• TASK TO CARRY OUT: Repeat, without any change, the entries presented below.

• RECORDS SUPPLIED:
((

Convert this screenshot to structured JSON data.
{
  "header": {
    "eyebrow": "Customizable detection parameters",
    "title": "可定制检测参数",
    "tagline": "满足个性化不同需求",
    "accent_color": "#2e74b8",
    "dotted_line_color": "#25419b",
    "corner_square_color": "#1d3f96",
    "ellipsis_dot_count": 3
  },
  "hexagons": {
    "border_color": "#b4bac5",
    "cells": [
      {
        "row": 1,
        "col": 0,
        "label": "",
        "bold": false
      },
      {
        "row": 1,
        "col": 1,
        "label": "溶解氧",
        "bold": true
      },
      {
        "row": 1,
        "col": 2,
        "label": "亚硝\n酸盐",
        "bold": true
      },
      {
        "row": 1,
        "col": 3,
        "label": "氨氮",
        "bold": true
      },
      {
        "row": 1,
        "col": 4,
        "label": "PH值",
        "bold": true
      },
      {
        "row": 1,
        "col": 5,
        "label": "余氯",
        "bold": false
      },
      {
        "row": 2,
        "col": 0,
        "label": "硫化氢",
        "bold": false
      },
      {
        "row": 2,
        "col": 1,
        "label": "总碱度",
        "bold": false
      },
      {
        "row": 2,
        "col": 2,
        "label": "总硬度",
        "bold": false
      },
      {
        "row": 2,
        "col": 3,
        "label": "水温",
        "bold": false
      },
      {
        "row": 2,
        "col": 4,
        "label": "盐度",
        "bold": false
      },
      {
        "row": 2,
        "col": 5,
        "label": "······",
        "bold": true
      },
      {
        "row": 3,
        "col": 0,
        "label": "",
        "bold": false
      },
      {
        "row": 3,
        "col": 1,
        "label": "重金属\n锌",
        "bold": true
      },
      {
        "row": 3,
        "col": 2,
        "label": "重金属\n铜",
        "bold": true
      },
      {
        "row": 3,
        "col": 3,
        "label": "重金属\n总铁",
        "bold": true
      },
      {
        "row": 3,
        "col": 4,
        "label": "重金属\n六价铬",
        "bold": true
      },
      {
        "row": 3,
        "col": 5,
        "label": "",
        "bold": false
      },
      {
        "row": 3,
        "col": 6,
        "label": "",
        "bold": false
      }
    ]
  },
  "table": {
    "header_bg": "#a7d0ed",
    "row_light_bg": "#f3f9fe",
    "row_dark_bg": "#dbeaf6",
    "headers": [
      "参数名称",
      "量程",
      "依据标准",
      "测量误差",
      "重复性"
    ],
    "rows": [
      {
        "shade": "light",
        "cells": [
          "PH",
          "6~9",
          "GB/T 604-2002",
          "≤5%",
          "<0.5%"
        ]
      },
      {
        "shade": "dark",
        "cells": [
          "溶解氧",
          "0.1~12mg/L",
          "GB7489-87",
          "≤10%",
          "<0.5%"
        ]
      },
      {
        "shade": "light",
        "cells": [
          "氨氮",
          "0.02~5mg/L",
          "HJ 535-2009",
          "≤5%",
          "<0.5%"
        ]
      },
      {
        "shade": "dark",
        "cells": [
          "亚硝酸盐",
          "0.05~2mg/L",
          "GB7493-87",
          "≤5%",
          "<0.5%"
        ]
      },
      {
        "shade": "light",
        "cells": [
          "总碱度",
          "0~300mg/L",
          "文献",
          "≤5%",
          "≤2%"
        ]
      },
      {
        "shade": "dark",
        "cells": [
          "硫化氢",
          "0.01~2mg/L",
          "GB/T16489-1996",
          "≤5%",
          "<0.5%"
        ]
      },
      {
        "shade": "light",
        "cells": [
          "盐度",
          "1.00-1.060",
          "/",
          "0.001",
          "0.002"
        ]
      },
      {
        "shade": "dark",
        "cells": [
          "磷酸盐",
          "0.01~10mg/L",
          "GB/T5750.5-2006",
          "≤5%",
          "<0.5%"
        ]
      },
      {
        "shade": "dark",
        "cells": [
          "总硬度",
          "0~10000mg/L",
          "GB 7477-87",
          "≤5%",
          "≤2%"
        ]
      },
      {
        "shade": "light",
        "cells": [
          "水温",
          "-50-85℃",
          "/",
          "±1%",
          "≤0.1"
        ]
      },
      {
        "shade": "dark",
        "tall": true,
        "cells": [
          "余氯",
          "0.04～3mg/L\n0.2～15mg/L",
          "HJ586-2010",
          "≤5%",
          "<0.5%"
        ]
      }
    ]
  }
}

))

• REPLY:
Convert this screenshot to structured JSON data.
{
  "header": {
    "eyebrow": "Customizable detection parameters",
    "title": "可定制检测参数",
    "tagline": "满足个性化不同需求",
    "accent_color": "#2e74b8",
    "dotted_line_color": "#25419b",
    "corner_square_color": "#1d3f96",
    "ellipsis_dot_count": 3
  },
  "hexagons": {
    "border_color": "#b4bac5",
    "cells": [
      {
        "row": 1,
        "col": 0,
        "label": "",
        "bold": false
      },
      {
        "row": 1,
        "col": 1,
        "label": "溶解氧",
        "bold": true
      },
      {
        "row": 1,
        "col": 2,
        "label": "亚硝\n酸盐",
        "bold": true
      },
      {
        "row": 1,
        "col": 3,
        "label": "氨氮",
        "bold": true
      },
      {
        "row": 1,
        "col": 4,
        "label": "PH值",
        "bold": true
      },
      {
        "row": 1,
        "col": 5,
        "label": "余氯",
        "bold": false
      },
      {
        "row": 2,
        "col": 0,
        "label": "硫化氢",
        "bold": false
      },
      {
        "row": 2,
        "col": 1,
        "label": "总碱度",
        "bold": false
      },
      {
        "row": 2,
        "col": 2,
        "label": "总硬度",
        "bold": false
      },
      {
        "row": 2,
        "col": 3,
        "label": "水温",
        "bold": false
      },
      {
        "row": 2,
        "col": 4,
        "label": "盐度",
        "bold": false
      },
      {
        "row": 2,
        "col": 5,
        "label": "······",
        "bold": true
      },
      {
        "row": 3,
        "col": 0,
        "label": "",
        "bold": false
      },
      {
        "row": 3,
        "col": 1,
        "label": "重金属\n锌",
        "bold": true
      },
      {
        "row": 3,
        "col": 2,
        "label": "重金属\n铜",
        "bold": true
      },
      {
        "row": 3,
        "col": 3,
        "label": "重金属\n总铁",
        "bold": true
      },
      {
        "row": 3,
        "col": 4,
        "label": "重金属\n六价铬",
        "bold": true
      },
      {
        "row": 3,
        "col": 5,
        "label": "",
        "bold": false
      },
      {
        "row": 3,
        "col": 6,
        "label": "",
        "bold": false
      }
    ]
  },
  "table": {
    "header_bg": "#a7d0ed",
    "row_light_bg": "#f3f9fe",
    "row_dark_bg": "#dbeaf6",
    "headers": [
      "参数名称",
      "量程",
      "依据标准",
      "测量误差",
      "重复性"
    ],
    "rows": [
      {
        "shade": "light",
        "cells": [
          "PH",
          "6~9",
          "GB/T 604-2002",
          "≤5%",
          "<0.5%"
        ]
      },
      {
        "shade": "dark",
        "cells": [
          "溶解氧",
          "0.1~12mg/L",
          "GB7489-87",
          "≤10%",
          "<0.5%"
        ]
      },
      {
        "shade": "light",
        "cells": [
          "氨氮",
          "0.02~5mg/L",
          "HJ 535-2009",
          "≤5%",
          "<0.5%"
        ]
      },
      {
        "shade": "dark",
        "cells": [
          "亚硝酸盐",
          "0.05~2mg/L",
          "GB7493-87",
          "≤5%",
          "<0.5%"
        ]
      },
      {
        "shade": "light",
        "cells": [
          "总碱度",
          "0~300mg/L",
          "文献",
          "≤5%",
          "≤2%"
        ]
      },
      {
        "shade": "dark",
        "cells": [
          "硫化氢",
          "0.01~2mg/L",
          "GB/T16489-1996",
          "≤5%",
          "<0.5%"
        ]
      },
      {
        "shade": "light",
        "cells": [
          "盐度",
          "1.00-1.060",
          "/",
          "0.001",
          "0.002"
        ]
      },
      {
        "shade": "dark",
        "cells": [
          "磷酸盐",
          "0.01~10mg/L",
          "GB/T5750.5-2006",
          "≤5%",
          "<0.5%"
        ]
      },
      {
        "shade": "dark",
        "cells": [
          "总硬度",
          "0~10000mg/L",
          "GB 7477-87",
          "≤5%",
          "≤2%"
        ]
      },
      {
        "shade": "light",
        "cells": [
          "水温",
          "-50-85℃",
          "/",
          "±1%",
          "≤0.1"
        ]
      },
      {
        "shade": "dark",
        "tall": true,
        "cells": [
          "余氯",
          "0.04～3mg/L\n0.2～15mg/L",
          "HJ586-2010",
          "≤5%",
          "<0.5%"
        ]
      }
    ]
  }
}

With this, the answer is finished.